__Description of the task__
Take each line containing "Mean" and report it exactly as written.

Excerpts from a figure dataset:
◆ ◆ ◆ ◆

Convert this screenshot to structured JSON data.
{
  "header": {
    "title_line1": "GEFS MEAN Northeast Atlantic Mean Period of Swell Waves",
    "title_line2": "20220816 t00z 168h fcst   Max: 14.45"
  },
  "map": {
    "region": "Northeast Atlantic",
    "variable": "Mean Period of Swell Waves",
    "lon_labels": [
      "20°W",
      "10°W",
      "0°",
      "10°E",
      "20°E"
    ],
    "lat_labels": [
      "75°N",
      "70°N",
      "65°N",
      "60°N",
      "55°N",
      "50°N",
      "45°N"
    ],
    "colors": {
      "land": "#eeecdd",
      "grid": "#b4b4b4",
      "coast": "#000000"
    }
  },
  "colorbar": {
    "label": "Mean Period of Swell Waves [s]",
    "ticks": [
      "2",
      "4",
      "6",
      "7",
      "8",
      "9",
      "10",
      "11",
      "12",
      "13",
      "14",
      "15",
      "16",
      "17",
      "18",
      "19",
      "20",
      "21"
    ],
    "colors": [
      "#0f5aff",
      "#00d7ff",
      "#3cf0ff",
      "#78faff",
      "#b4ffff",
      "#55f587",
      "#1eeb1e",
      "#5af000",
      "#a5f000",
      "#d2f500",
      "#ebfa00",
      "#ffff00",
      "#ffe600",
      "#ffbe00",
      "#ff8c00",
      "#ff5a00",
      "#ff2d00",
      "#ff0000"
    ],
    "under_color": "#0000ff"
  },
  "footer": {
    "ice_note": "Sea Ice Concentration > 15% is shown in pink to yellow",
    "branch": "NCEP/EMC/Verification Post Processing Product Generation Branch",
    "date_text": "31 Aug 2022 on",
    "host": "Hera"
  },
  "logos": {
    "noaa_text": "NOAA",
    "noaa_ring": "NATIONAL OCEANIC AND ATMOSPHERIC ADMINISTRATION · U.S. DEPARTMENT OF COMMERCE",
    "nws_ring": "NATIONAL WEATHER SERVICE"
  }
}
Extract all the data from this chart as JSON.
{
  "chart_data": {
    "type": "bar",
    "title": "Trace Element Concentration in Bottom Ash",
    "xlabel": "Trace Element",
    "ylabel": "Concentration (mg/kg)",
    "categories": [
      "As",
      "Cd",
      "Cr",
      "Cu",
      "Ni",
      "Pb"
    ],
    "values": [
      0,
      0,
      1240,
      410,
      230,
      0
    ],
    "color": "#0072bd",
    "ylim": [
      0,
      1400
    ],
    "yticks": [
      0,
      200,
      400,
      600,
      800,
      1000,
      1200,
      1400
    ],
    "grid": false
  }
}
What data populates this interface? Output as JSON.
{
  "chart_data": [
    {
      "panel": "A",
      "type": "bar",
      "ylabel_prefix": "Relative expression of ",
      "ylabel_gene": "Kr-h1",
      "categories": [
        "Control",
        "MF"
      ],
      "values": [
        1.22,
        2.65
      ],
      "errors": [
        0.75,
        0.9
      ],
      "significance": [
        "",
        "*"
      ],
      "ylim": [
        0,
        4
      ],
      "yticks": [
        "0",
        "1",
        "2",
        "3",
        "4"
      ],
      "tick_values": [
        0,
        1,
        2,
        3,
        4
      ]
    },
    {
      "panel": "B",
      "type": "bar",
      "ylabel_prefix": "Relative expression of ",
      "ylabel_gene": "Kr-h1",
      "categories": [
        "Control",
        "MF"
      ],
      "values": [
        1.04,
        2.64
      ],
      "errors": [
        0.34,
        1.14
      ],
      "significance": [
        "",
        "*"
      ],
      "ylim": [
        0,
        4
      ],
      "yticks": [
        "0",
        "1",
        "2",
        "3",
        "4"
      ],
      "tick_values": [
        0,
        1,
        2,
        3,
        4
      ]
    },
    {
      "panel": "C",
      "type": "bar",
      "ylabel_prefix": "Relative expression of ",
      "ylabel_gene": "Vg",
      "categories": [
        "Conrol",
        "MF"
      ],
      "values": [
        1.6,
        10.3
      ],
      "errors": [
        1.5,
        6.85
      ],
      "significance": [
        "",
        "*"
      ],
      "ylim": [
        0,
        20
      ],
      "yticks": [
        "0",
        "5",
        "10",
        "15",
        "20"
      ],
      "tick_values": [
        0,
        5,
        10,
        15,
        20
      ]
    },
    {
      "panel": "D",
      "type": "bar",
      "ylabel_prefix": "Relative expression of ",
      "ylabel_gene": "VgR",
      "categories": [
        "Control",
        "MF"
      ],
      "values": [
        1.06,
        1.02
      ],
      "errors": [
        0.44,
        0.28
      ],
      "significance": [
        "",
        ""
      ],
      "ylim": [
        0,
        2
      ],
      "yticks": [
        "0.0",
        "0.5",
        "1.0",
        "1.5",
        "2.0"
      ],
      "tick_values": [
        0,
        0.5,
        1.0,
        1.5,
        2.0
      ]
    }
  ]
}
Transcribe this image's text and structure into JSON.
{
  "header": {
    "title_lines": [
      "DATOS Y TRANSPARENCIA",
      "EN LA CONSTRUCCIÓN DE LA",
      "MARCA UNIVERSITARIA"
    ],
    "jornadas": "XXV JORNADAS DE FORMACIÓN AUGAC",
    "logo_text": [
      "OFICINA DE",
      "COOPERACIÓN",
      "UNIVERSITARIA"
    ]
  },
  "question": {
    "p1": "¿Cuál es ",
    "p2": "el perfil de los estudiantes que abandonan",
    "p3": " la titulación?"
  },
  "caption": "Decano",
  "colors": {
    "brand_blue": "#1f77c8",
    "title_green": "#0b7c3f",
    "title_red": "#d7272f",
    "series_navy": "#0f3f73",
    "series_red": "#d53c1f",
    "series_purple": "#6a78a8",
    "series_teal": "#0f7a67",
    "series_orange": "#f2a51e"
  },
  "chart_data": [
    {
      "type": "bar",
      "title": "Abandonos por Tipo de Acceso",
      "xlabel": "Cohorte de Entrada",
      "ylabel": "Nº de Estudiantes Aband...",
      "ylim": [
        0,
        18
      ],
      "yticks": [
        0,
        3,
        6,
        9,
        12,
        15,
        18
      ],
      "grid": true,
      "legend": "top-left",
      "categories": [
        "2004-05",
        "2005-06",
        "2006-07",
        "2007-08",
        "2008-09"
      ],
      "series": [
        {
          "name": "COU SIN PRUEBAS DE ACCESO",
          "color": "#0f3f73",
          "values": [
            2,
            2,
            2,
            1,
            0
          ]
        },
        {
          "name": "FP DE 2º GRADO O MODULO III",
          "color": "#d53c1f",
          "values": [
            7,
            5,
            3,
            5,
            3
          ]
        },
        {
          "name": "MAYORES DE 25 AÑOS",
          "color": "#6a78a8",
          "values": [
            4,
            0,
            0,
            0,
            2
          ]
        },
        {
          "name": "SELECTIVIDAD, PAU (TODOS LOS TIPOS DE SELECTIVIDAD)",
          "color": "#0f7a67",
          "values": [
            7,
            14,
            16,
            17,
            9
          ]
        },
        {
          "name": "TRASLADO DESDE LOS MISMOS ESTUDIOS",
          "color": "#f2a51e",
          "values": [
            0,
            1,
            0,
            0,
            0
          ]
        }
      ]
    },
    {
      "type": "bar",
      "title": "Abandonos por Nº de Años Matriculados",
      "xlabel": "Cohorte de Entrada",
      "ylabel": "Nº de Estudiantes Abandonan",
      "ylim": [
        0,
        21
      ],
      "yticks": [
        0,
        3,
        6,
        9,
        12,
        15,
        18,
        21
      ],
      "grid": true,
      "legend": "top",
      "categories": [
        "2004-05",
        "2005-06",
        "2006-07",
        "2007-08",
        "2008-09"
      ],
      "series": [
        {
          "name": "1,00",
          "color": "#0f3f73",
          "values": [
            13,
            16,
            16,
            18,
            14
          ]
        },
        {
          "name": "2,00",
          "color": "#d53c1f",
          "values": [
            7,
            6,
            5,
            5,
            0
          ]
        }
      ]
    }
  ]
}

◆ ◆ ◆ ◆

__Exercise solution__
    "title_line1": "GEFS MEAN Northeast Atlantic Mean Period of Swell Waves",
    "variable": "Mean Period of Swell Waves",
    "label": "Mean Period of Swell Waves [s]",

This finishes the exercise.